··· Raw data ···

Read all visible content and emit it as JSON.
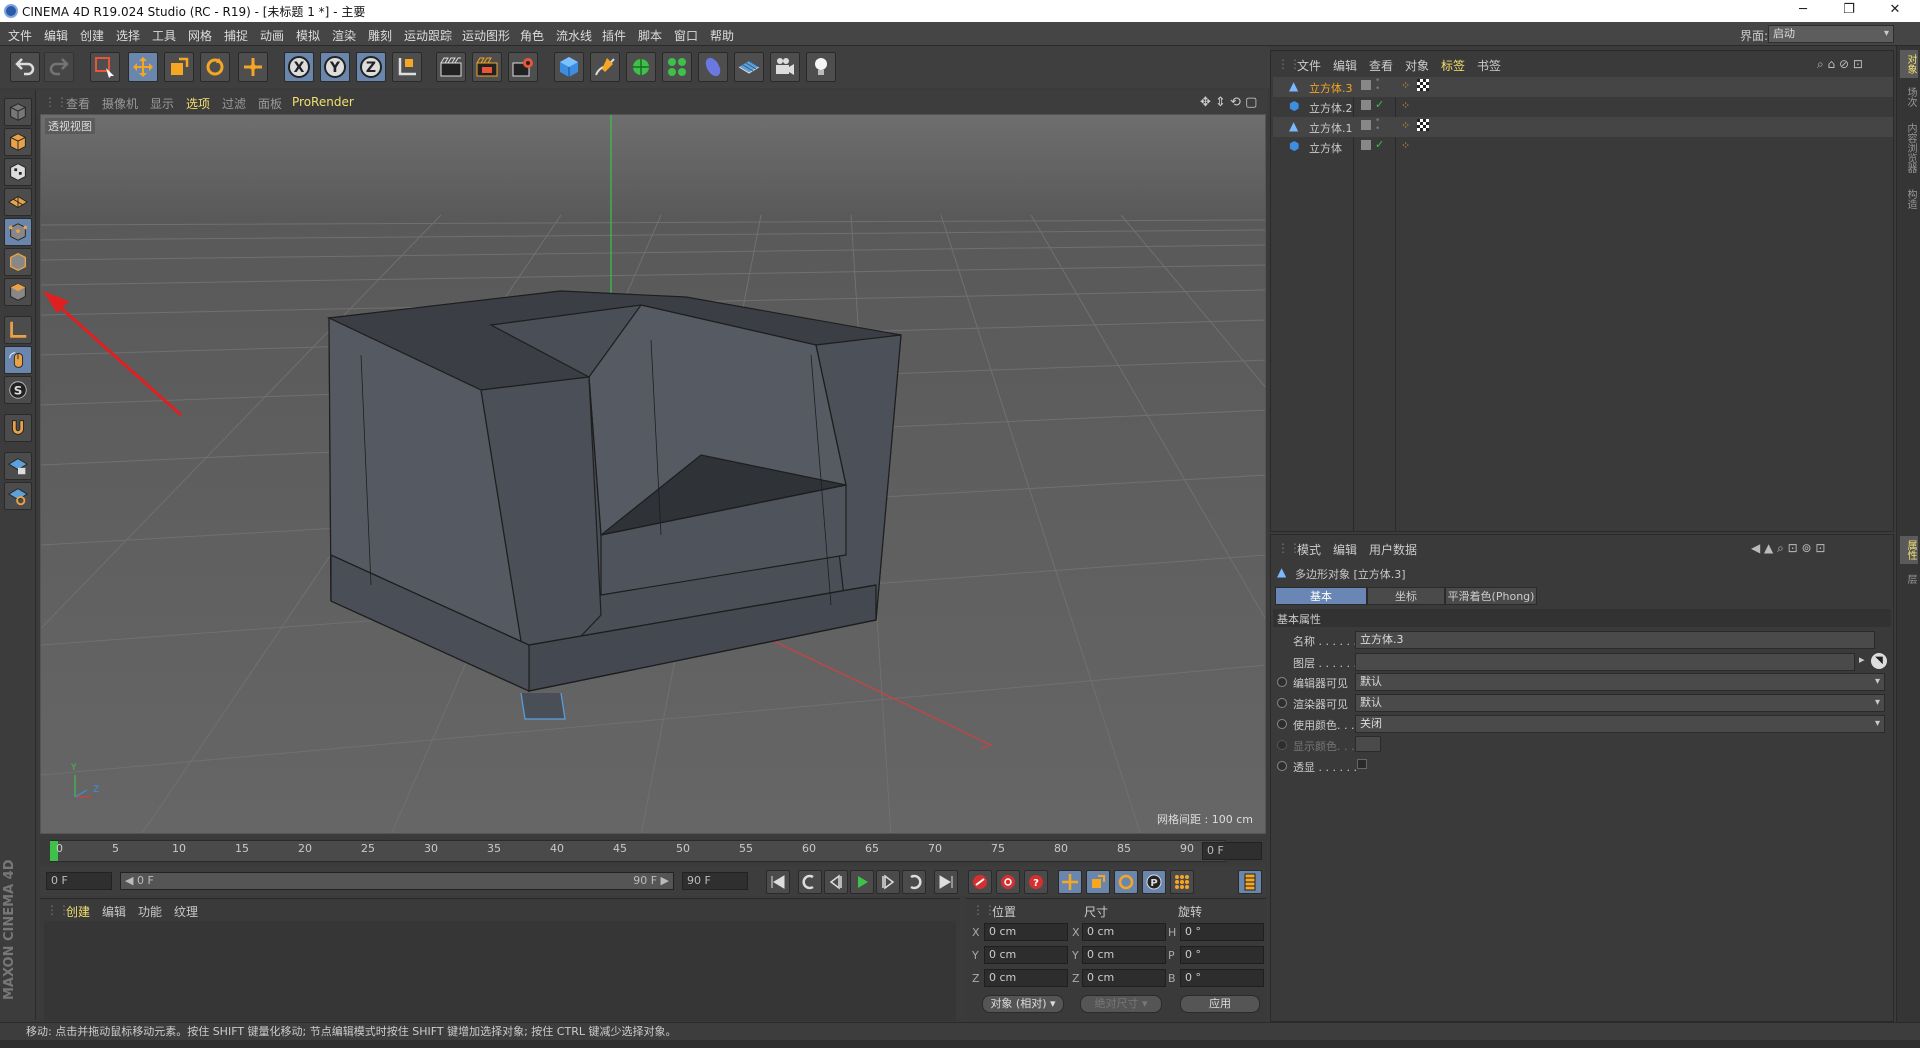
{
  "window": {
    "title": "CINEMA 4D R19.024 Studio (RC - R19) - [未标题 1 *] - 主要",
    "minimize": "─",
    "maximize": "❐",
    "close": "✕"
  },
  "menu": {
    "items": [
      "文件",
      "编辑",
      "创建",
      "选择",
      "工具",
      "网格",
      "捕捉",
      "动画",
      "模拟",
      "渲染",
      "雕刻",
      "运动跟踪",
      "运动图形",
      "角色",
      "流水线",
      "插件",
      "脚本",
      "窗口",
      "帮助"
    ],
    "layout_label": "界面:",
    "layout_value": "启动"
  },
  "toolbar": {
    "icons": [
      "undo-icon",
      "redo-icon",
      "live-selection-icon",
      "move-icon",
      "scale-icon",
      "rotate-icon",
      "recent-tool-icon",
      "x-axis-lock-icon",
      "y-axis-lock-icon",
      "z-axis-lock-icon",
      "coordinate-system-icon",
      "render-view-icon",
      "render-picture-viewer-icon",
      "render-settings-icon",
      "cube-primitive-icon",
      "pen-spline-icon",
      "subdivision-generator-icon",
      "cloner-icon",
      "deformer-icon",
      "floor-icon",
      "camera-icon",
      "light-icon"
    ],
    "axis_x": "X",
    "axis_y": "Y",
    "axis_z": "Z"
  },
  "left_tools": {
    "icons": [
      "make-editable-icon",
      "model-mode-icon",
      "texture-mode-icon",
      "workplane-icon",
      "points-mode-icon",
      "edges-mode-icon",
      "polygons-mode-icon",
      "enable-axis-icon",
      "tweak-mode-icon",
      "solo-icon",
      "snap-icon",
      "lock-workplane-icon",
      "planar-workplane-icon"
    ]
  },
  "viewport": {
    "menu": [
      "查看",
      "摄像机",
      "显示",
      "选项",
      "过滤",
      "面板",
      "ProRender"
    ],
    "active_menu": "选项",
    "label": "透视视图",
    "grid_spacing": "网格间距 : 100 cm",
    "axis_y": "Y",
    "axis_z": "Z"
  },
  "timeline": {
    "ticks": [
      "0",
      "5",
      "10",
      "15",
      "20",
      "25",
      "30",
      "35",
      "40",
      "45",
      "50",
      "55",
      "60",
      "65",
      "70",
      "75",
      "80",
      "85",
      "90"
    ],
    "current_frame": "0 F"
  },
  "playback": {
    "start_frame": "0 F",
    "range_start": "◀ 0 F",
    "range_end": "90 F ▶",
    "end_frame": "90 F"
  },
  "material_manager": {
    "menu": [
      "创建",
      "编辑",
      "功能",
      "纹理"
    ]
  },
  "coordinates": {
    "headers": [
      "位置",
      "尺寸",
      "旋转"
    ],
    "rows": [
      {
        "pos_label": "X",
        "pos": "0 cm",
        "size_label": "X",
        "size": "0 cm",
        "rot_label": "H",
        "rot": "0 °"
      },
      {
        "pos_label": "Y",
        "pos": "0 cm",
        "size_label": "Y",
        "size": "0 cm",
        "rot_label": "P",
        "rot": "0 °"
      },
      {
        "pos_label": "Z",
        "pos": "0 cm",
        "size_label": "Z",
        "size": "0 cm",
        "rot_label": "B",
        "rot": "0 °"
      }
    ],
    "mode_select": "对象 (相对)",
    "size_select": "绝对尺寸",
    "apply": "应用"
  },
  "status": {
    "text": "移动: 点击并拖动鼠标移动元素。按住 SHIFT 键量化移动; 节点编辑模式时按住 SHIFT 键增加选择对象; 按住 CTRL 键减少选择对象。"
  },
  "brand": {
    "text": "MAXON CINEMA 4D"
  },
  "object_manager": {
    "menu": [
      "文件",
      "编辑",
      "查看",
      "对象",
      "标签",
      "书签"
    ],
    "active_menu": "标签",
    "objects": [
      {
        "name": "立方体.3",
        "selected": true
      },
      {
        "name": "立方体.2",
        "selected": false
      },
      {
        "name": "立方体.1",
        "selected": false
      },
      {
        "name": "立方体",
        "selected": false
      }
    ]
  },
  "attributes": {
    "menu": [
      "模式",
      "编辑",
      "用户数据"
    ],
    "object_title": "多边形对象 [立方体.3]",
    "tabs": [
      "基本",
      "坐标",
      "平滑着色(Phong)"
    ],
    "active_tab": "基本",
    "section": "基本属性",
    "fields": {
      "name_label": "名称 . . . . . .",
      "name_value": "立方体.3",
      "layer_label": "图层 . . . . . .",
      "editor_visible_label": "编辑器可见",
      "editor_visible_value": "默认",
      "render_visible_label": "渲染器可见",
      "render_visible_value": "默认",
      "use_color_label": "使用颜色. . .",
      "use_color_value": "关闭",
      "display_color_label": "显示颜色. . .",
      "xray_label": "透显 . . . . . ."
    }
  },
  "right_tabs": [
    "对象",
    "内容浏览器",
    "构造",
    "场次",
    "属性",
    "层"
  ],
  "colors": {
    "selection_blue": "#6b86ad",
    "accent_orange": "#f5a623",
    "active_tab": "#6a86b4"
  }
}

···

[Direction] Only lines holding the string "lock" are wanted; gather each one from the entries above.

[Task solution]
      "x-axis-lock-icon",
      "y-axis-lock-icon",
      "z-axis-lock-icon",
      "lock-workplane-icon",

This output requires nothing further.